Task input:
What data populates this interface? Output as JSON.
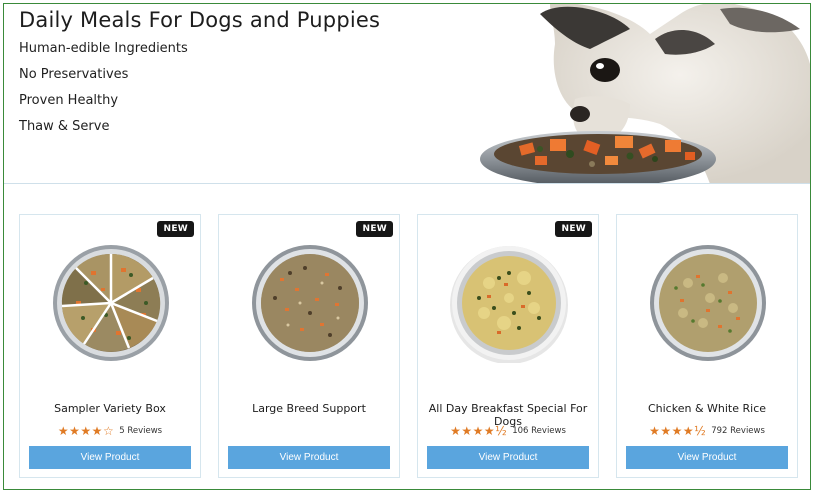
{
  "hero": {
    "title": "Daily Meals For Dogs and Puppies",
    "features": [
      "Human-edible Ingredients",
      "No Preservatives",
      "Proven Healthy",
      "Thaw & Serve"
    ]
  },
  "products": [
    {
      "name": "Sampler Variety Box",
      "badge": "NEW",
      "rating": 4,
      "stars": "★★★★☆",
      "reviews": "5 Reviews",
      "button": "View Product"
    },
    {
      "name": "Large Breed Support",
      "badge": "NEW",
      "rating": null,
      "stars": "",
      "reviews": "",
      "button": "View Product"
    },
    {
      "name": "All Day Breakfast Special For Dogs",
      "badge": "NEW",
      "rating": 4.5,
      "stars": "★★★★½",
      "reviews": "106 Reviews",
      "button": "View Product"
    },
    {
      "name": "Chicken & White Rice",
      "badge": "",
      "rating": 4.5,
      "stars": "★★★★½",
      "reviews": "792 Reviews",
      "button": "View Product"
    }
  ],
  "colors": {
    "button": "#5aa5de",
    "star": "#e07b25",
    "badge": "#161616",
    "frame": "#3a8a3a"
  }
}
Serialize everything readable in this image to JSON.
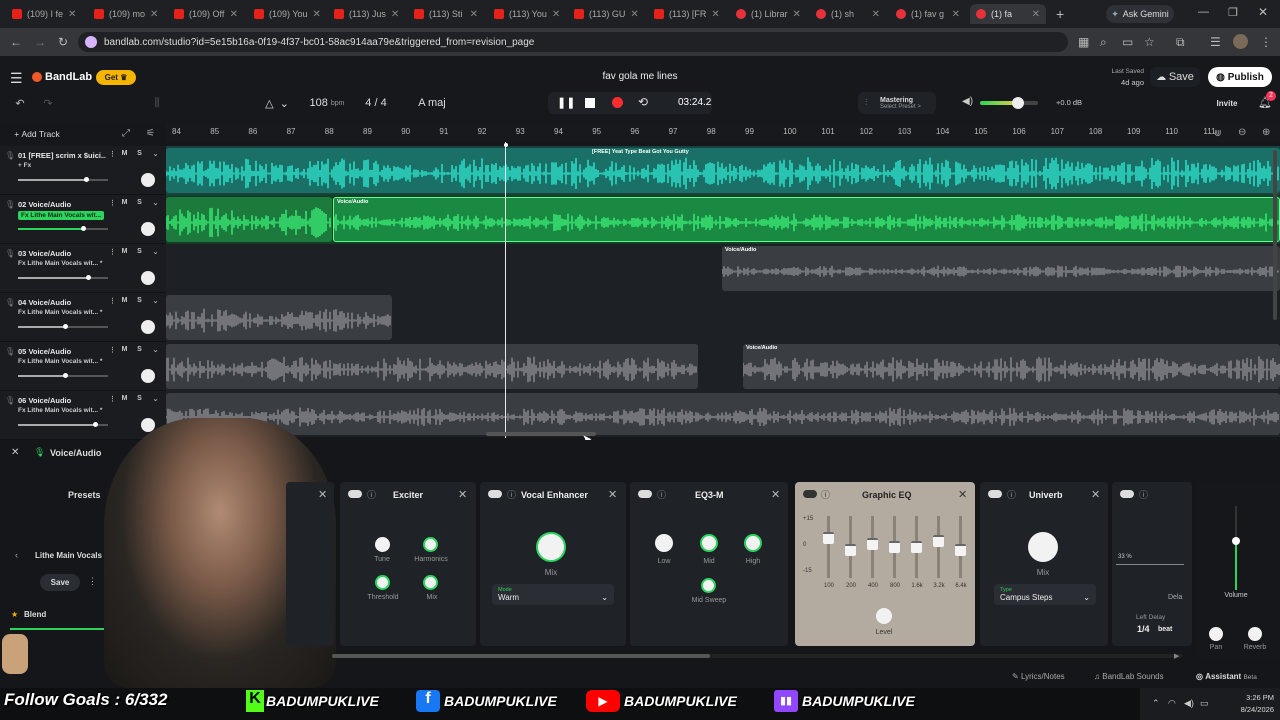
{
  "browser": {
    "tabs": [
      {
        "title": "(109) I fe",
        "active": false
      },
      {
        "title": "(109) mo",
        "active": false
      },
      {
        "title": "(109) Off",
        "active": false
      },
      {
        "title": "(109) You",
        "active": false
      },
      {
        "title": "(113) Jus",
        "active": false
      },
      {
        "title": "(113) Sti",
        "active": false
      },
      {
        "title": "(113) You",
        "active": false
      },
      {
        "title": "(113) GU",
        "active": false
      },
      {
        "title": "(113) [FR",
        "active": false
      },
      {
        "title": "(1) Librar",
        "active": false
      },
      {
        "title": "(1) sh",
        "active": false
      },
      {
        "title": "(1) fav g",
        "active": false
      },
      {
        "title": "(1) fa",
        "active": true
      }
    ],
    "new_tab": "+",
    "ask_gemini": "Ask Gemini",
    "url": "bandlab.com/studio?id=5e15b16a-0f19-4f37-bc01-58ac914aa79e&triggered_from=revision_page"
  },
  "app": {
    "brand": "BandLab",
    "get_label": "Get",
    "project_title": "fav gola me lines",
    "last_saved_label": "Last Saved",
    "last_saved_value": "4d ago",
    "save_label": "Save",
    "publish_label": "Publish",
    "invite_label": "Invite",
    "notif_count": "2",
    "tempo_value": "108",
    "tempo_unit": "bpm",
    "time_sig": "4 / 4",
    "key": "A maj",
    "time": "03:24.2",
    "mastering_label": "Mastering",
    "mastering_preset": "Select Preset >",
    "master_db": "+0.0 dB",
    "add_track": "Add Track"
  },
  "ruler": [
    "84",
    "85",
    "86",
    "87",
    "88",
    "89",
    "90",
    "91",
    "92",
    "93",
    "94",
    "95",
    "96",
    "97",
    "98",
    "99",
    "100",
    "101",
    "102",
    "103",
    "104",
    "105",
    "106",
    "107",
    "108",
    "109",
    "110",
    "111"
  ],
  "tracks": [
    {
      "num": "01",
      "name": "[FREE] scrim x $uici...",
      "fx": "+ Fx",
      "fx_active": false,
      "vol": 0.75
    },
    {
      "num": "02",
      "name": "Voice/Audio",
      "fx": "Fx Lithe Main Vocals wit...",
      "fx_active": true,
      "vol": 0.72
    },
    {
      "num": "03",
      "name": "Voice/Audio",
      "fx": "Fx Lithe Main Vocals wit... *",
      "fx_active": false,
      "vol": 0.78
    },
    {
      "num": "04",
      "name": "Voice/Audio",
      "fx": "Fx Lithe Main Vocals wit... *",
      "fx_active": false,
      "vol": 0.52
    },
    {
      "num": "05",
      "name": "Voice/Audio",
      "fx": "Fx Lithe Main Vocals wit... *",
      "fx_active": false,
      "vol": 0.52
    },
    {
      "num": "06",
      "name": "Voice/Audio",
      "fx": "Fx Lithe Main Vocals wit... *",
      "fx_active": false,
      "vol": 0.85
    }
  ],
  "clips": {
    "c1_label": "[FREE] Yeat Type Beat Got You Gutty",
    "c2_label": "Voice/Audio",
    "c3_label": "Voice/Audio",
    "c5_label": "Voice/Audio"
  },
  "panel": {
    "track_label": "Voice/Audio",
    "presets_label": "Presets",
    "preset_name": "Lithe Main Vocals",
    "save_label": "Save",
    "blend_label": "Blend"
  },
  "devices": {
    "exciter": {
      "title": "Exciter",
      "k1": "Tune",
      "k2": "Harmonics",
      "k3": "Threshold",
      "k4": "Mix"
    },
    "vocal_enhancer": {
      "title": "Vocal Enhancer",
      "mix": "Mix",
      "mode_cap": "Mode",
      "mode": "Warm"
    },
    "eq3m": {
      "title": "EQ3-M",
      "low": "Low",
      "mid": "Mid",
      "high": "High",
      "sweep": "Mid Sweep"
    },
    "graphic_eq": {
      "title": "Graphic EQ",
      "db": [
        "+15",
        "0",
        "-15"
      ],
      "bands": [
        "100",
        "200",
        "400",
        "800",
        "1.6k",
        "3.2k",
        "6.4k"
      ],
      "level": "Level"
    },
    "univerb": {
      "title": "Univerb",
      "mix": "Mix",
      "type_cap": "Type",
      "type": "Campus Steps"
    },
    "delay": {
      "pct": "33 %",
      "dela": "Dela",
      "left_delay": "Left Delay",
      "beat": "1/4",
      "beat_unit": "beat"
    },
    "master": {
      "volume": "Volume",
      "pan": "Pan",
      "reverb": "Reverb"
    }
  },
  "bottom": {
    "lyrics": "Lyrics/Notes",
    "sounds": "BandLab Sounds",
    "assistant": "Assistant",
    "beta": "Beta"
  },
  "overlay": {
    "follow_goals": "Follow Goals : 6/332",
    "handle1": "BADUMPUKLIVE",
    "handle2": "BADUMPUKLIVE",
    "handle3": "BADUMPUKLIVE",
    "handle4": "BADUMPUKLIVE"
  },
  "taskbar": {
    "time": "3:26 PM",
    "date": "8/24/2026"
  },
  "colors": {
    "accent": "#2bd45c",
    "track1": "#1fc9b0",
    "track2": "#23c456",
    "brand": "#f05a28",
    "record": "#ff2d2d"
  }
}
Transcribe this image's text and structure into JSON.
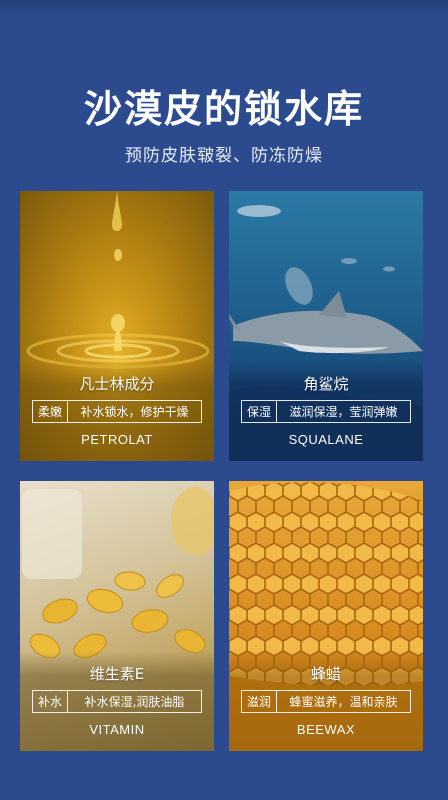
{
  "header": {
    "title": "沙漠皮的锁水库",
    "subtitle": "预防皮肤皲裂、防冻防燥"
  },
  "cards": [
    {
      "name": "凡士林成分",
      "tag_key": "柔嫩",
      "tag_value": "补水锁水，修护干燥",
      "english": "PETROLAT",
      "image": "oil-drop-splash"
    },
    {
      "name": "角鲨烷",
      "tag_key": "保湿",
      "tag_value": "滋润保湿，莹润弹嫩",
      "english": "SQUALANE",
      "image": "shark-underwater"
    },
    {
      "name": "维生素E",
      "tag_key": "补水",
      "tag_value": "补水保湿,润肤油脂",
      "english": "VITAMIN",
      "image": "vitamin-e-capsules"
    },
    {
      "name": "蜂蜡",
      "tag_key": "滋润",
      "tag_value": "蜂蜜滋养，温和亲肤",
      "english": "BEEWAX",
      "image": "honeycomb"
    }
  ],
  "colors": {
    "background": "#2c4b8f",
    "text": "#ffffff"
  }
}
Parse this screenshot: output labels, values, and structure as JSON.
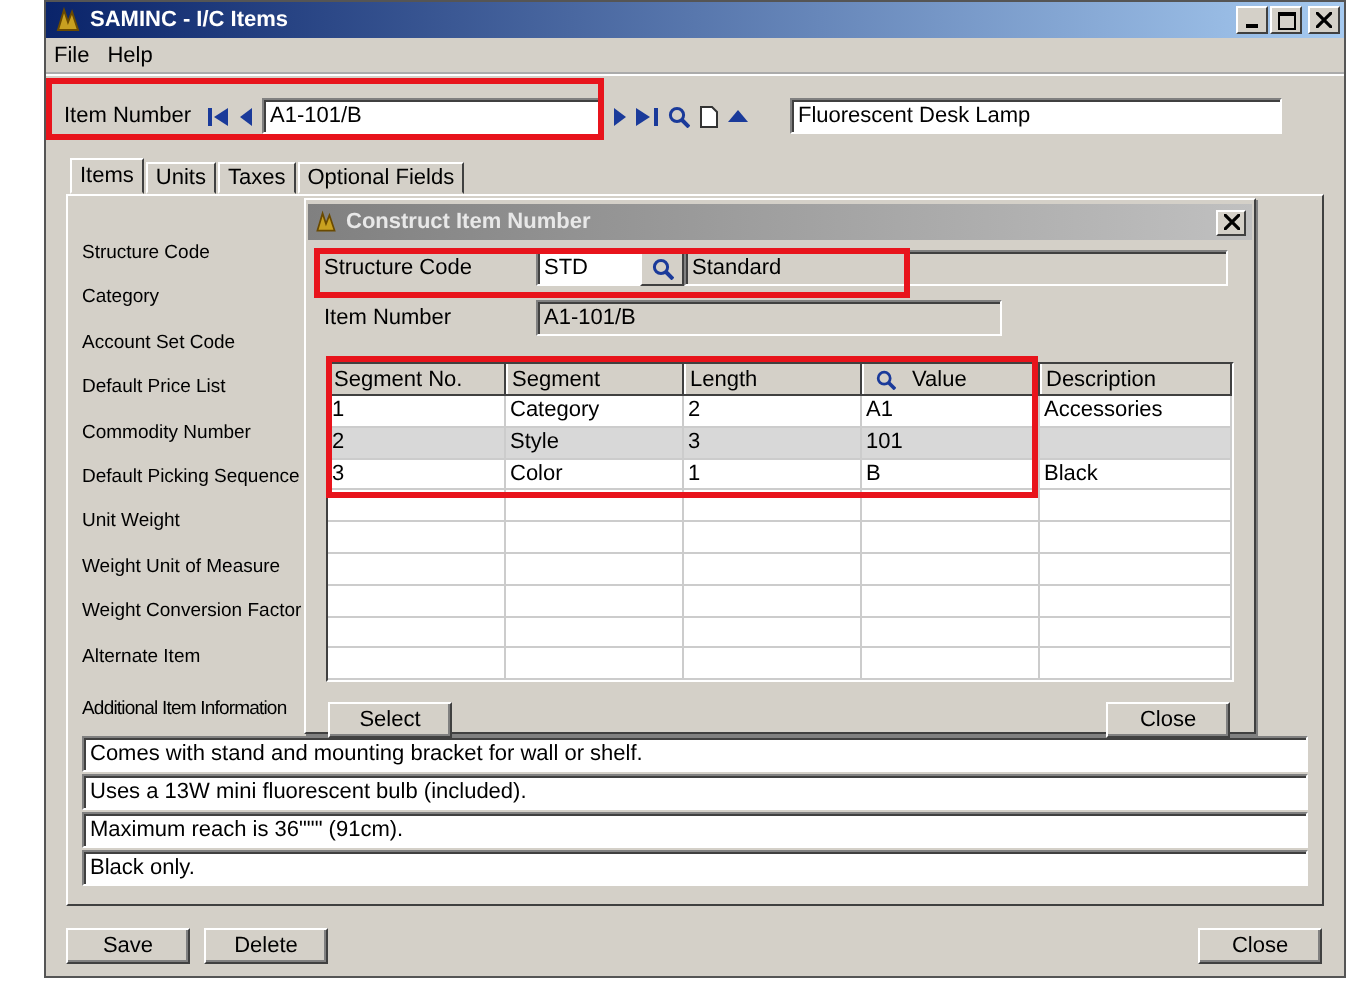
{
  "window": {
    "title": "SAMINC - I/C Items"
  },
  "menu": [
    "File",
    "Help"
  ],
  "item_number": {
    "label": "Item Number",
    "value": "A1-101/B",
    "description": "Fluorescent Desk Lamp"
  },
  "tabs": [
    {
      "label": "Items",
      "selected": true
    },
    {
      "label": "Units",
      "selected": false
    },
    {
      "label": "Taxes",
      "selected": false
    },
    {
      "label": "Optional Fields",
      "selected": false
    }
  ],
  "form_labels": [
    "Structure Code",
    "Category",
    "Account Set Code",
    "Default Price List",
    "Commodity Number",
    "Default Picking Sequence",
    "Unit Weight",
    "Weight Unit of Measure",
    "Weight Conversion Factor",
    "Alternate Item",
    "Additional Item Information"
  ],
  "additional_info": [
    "Comes with stand and mounting bracket for wall or shelf.",
    "Uses a 13W mini fluorescent bulb (included).",
    "Maximum reach is 36\"\"\" (91cm).",
    "Black only."
  ],
  "buttons": [
    "Save",
    "Delete",
    "Close"
  ],
  "dialog": {
    "title": "Construct Item Number",
    "structure_code": {
      "label": "Structure Code",
      "value": "STD",
      "description": "Standard"
    },
    "item_number": {
      "label": "Item Number",
      "value": "A1-101/B"
    },
    "columns": [
      "Segment No.",
      "Segment",
      "Length",
      "Value",
      "Description"
    ],
    "rows": [
      {
        "cells": [
          "1",
          "Category",
          "2",
          "A1",
          "Accessories"
        ],
        "selected": false
      },
      {
        "cells": [
          "2",
          "Style",
          "3",
          "101",
          ""
        ],
        "selected": true
      },
      {
        "cells": [
          "3",
          "Color",
          "1",
          "B",
          "Black"
        ],
        "selected": false
      }
    ],
    "buttons": [
      "Select",
      "Close"
    ]
  }
}
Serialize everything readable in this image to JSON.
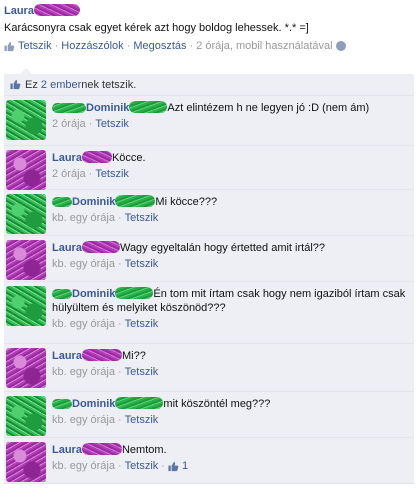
{
  "post": {
    "author": "Laura",
    "text": "Karácsonyra csak egyet kérek azt hogy boldog lehessek. *.* =]",
    "actions": [
      "Tetszik",
      "Hozzászólok",
      "Megosztás"
    ],
    "time": "2 órája, mobil használatával",
    "separator": "·"
  },
  "likes": {
    "prefix": "Ez",
    "link": "2 ember",
    "suffix": "nek tetszik."
  },
  "comments": [
    {
      "author": "Dominik",
      "text": "Azt elintézem h ne legyen jó :D (nem ám)",
      "time": "2 órája",
      "action": "Tetszik",
      "avatar": "green"
    },
    {
      "author": "Laura",
      "text": "Köcce.",
      "time": "2 órája",
      "action": "Tetszik",
      "avatar": "purple"
    },
    {
      "author": "Dominik",
      "text": "Mi köcce???",
      "time": "kb. egy órája",
      "action": "Tetszik",
      "avatar": "green"
    },
    {
      "author": "Laura",
      "text": "Wagy egyeltalán hogy értetted amit irtál??",
      "time": "kb. egy órája",
      "action": "Tetszik",
      "avatar": "purple"
    },
    {
      "author": "Dominik",
      "text": "Én tom mit írtam csak hogy nem igaziból írtam csak hülyültem és melyiket köszönöd???",
      "time": "kb. egy órája",
      "action": "Tetszik",
      "avatar": "green"
    },
    {
      "author": "Laura",
      "text": "Mi??",
      "time": "kb. egy órája",
      "action": "Tetszik",
      "avatar": "purple"
    },
    {
      "author": "Dominik",
      "text": "mit köszöntél meg???",
      "time": "kb. egy órája",
      "action": "Tetszik",
      "avatar": "green"
    },
    {
      "author": "Laura",
      "text": "Nemtom.",
      "time": "kb. egy órája",
      "action": "Tetszik",
      "avatar": "purple",
      "like_count": "1"
    }
  ]
}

Objective: Copy each line of the data above that holds "reviews".

Response:
      "reviews": "5 Reviews",
      "reviews": "",
      "reviews": "106 Reviews",
      "reviews": "792 Reviews",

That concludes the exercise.